Dataset rows -
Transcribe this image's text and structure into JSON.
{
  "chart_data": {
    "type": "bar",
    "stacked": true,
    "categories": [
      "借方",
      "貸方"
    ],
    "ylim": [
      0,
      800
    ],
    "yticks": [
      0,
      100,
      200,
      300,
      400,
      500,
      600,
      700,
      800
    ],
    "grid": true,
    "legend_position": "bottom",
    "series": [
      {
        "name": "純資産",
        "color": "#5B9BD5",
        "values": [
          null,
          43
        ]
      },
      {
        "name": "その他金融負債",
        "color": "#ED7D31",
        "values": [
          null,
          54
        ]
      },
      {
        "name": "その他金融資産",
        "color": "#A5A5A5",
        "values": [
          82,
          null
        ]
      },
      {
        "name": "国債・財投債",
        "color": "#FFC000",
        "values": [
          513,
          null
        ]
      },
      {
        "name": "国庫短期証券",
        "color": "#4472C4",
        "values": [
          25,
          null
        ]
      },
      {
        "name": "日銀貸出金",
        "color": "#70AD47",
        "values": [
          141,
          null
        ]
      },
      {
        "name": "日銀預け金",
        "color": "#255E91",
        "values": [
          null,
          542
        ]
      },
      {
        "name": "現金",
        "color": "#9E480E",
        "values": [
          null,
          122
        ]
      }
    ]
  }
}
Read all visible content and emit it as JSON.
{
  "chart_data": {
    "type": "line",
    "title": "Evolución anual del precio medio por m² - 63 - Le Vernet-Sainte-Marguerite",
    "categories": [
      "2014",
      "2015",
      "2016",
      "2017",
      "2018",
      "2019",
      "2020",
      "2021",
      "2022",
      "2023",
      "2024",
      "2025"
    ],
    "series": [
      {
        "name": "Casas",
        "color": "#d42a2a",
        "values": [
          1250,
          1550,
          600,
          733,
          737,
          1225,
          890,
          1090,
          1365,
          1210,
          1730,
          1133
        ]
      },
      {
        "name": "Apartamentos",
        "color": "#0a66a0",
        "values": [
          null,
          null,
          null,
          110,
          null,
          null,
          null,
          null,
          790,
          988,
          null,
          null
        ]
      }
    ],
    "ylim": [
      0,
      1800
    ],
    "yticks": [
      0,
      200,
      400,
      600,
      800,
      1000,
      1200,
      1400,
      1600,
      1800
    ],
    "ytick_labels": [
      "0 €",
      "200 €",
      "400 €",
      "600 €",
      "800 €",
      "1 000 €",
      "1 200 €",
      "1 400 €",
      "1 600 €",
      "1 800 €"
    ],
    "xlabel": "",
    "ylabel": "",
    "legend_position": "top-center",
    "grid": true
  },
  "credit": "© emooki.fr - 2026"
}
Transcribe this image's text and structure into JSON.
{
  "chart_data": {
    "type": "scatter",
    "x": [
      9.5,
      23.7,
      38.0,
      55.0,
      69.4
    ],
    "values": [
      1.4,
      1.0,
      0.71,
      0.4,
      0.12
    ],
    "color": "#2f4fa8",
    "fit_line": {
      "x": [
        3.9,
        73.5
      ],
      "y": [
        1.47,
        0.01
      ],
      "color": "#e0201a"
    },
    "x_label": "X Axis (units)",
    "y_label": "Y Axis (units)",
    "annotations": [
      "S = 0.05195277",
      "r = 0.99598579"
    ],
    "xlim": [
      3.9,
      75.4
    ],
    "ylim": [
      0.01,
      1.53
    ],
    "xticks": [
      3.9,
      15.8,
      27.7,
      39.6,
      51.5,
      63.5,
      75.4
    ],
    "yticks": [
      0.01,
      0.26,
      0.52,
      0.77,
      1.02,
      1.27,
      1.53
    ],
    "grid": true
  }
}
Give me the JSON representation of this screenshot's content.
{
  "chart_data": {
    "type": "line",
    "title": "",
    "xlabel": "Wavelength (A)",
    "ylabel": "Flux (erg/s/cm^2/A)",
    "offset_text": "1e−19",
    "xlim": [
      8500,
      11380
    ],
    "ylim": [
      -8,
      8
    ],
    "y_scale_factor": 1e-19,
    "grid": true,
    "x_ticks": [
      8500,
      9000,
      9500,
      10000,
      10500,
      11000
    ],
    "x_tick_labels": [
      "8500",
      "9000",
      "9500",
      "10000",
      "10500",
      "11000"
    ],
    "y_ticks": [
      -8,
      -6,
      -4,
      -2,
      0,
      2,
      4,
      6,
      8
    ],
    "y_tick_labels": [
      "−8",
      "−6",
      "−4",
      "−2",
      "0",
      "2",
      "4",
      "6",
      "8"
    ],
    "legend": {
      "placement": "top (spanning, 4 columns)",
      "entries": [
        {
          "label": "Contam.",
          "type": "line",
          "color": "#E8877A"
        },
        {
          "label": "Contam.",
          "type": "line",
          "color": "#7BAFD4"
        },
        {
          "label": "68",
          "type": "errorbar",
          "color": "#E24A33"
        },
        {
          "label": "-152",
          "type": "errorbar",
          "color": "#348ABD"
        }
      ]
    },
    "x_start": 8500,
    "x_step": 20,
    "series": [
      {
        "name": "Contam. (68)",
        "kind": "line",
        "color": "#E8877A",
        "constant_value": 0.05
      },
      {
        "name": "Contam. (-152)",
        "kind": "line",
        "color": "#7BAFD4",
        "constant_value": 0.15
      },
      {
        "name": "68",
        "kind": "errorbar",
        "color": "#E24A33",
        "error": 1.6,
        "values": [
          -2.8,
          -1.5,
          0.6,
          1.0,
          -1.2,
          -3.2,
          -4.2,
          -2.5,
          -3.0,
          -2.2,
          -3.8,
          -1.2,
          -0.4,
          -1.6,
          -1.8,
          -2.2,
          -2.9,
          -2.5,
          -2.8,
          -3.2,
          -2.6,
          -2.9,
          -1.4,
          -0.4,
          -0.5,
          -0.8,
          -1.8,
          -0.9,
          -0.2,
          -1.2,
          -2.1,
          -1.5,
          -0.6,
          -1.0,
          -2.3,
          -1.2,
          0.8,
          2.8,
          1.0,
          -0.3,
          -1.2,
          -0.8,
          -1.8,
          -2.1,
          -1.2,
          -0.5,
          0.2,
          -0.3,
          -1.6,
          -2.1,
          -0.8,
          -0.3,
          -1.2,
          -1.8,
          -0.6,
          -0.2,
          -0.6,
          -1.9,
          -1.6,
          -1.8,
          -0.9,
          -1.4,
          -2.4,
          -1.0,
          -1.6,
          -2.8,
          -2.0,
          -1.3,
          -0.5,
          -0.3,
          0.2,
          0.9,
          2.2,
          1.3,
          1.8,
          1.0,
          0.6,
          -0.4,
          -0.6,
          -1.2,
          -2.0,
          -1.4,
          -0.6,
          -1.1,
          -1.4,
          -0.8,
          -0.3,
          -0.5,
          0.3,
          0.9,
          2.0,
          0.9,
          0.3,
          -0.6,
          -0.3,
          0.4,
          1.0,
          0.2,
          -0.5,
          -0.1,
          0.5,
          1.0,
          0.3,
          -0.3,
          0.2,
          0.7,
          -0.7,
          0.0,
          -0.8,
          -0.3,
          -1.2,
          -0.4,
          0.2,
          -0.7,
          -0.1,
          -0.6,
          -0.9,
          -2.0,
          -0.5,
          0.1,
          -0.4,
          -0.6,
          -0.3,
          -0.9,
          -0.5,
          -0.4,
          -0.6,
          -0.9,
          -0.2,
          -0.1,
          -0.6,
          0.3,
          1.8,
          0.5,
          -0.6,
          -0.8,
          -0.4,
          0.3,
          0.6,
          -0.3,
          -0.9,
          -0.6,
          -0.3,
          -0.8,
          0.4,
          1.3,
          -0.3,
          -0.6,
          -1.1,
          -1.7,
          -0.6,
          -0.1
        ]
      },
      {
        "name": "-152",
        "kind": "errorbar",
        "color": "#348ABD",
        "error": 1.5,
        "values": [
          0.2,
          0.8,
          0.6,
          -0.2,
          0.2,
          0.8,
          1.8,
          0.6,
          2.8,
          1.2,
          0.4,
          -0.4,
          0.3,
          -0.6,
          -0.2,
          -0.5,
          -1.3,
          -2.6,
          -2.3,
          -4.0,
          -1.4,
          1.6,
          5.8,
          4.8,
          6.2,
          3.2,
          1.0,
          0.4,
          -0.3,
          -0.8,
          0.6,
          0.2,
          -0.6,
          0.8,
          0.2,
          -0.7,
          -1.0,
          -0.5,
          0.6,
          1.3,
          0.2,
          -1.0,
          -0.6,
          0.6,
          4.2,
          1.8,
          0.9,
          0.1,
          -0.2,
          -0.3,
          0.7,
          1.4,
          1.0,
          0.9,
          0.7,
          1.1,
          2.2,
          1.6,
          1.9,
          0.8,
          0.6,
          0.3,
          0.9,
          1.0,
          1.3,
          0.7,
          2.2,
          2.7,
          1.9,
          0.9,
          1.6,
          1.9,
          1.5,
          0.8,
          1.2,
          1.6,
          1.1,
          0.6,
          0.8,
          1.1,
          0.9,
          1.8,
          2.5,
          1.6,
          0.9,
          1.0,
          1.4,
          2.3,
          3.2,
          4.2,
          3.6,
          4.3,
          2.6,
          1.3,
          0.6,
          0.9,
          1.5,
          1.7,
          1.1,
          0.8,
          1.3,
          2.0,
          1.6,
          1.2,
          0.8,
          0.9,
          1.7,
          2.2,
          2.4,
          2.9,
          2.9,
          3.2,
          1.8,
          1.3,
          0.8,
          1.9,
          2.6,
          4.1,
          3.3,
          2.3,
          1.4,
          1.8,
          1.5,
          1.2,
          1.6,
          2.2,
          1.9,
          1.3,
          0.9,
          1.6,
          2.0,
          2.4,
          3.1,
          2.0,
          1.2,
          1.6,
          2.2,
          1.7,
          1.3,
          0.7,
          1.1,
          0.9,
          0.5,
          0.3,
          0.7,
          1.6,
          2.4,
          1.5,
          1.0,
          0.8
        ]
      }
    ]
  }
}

Exercise description - Where a line above includes "Contam", copy that line.

Reply -
          "label": "Contam.",
          "label": "Contam.",
        "name": "Contam. (68)",
        "name": "Contam. (-152)",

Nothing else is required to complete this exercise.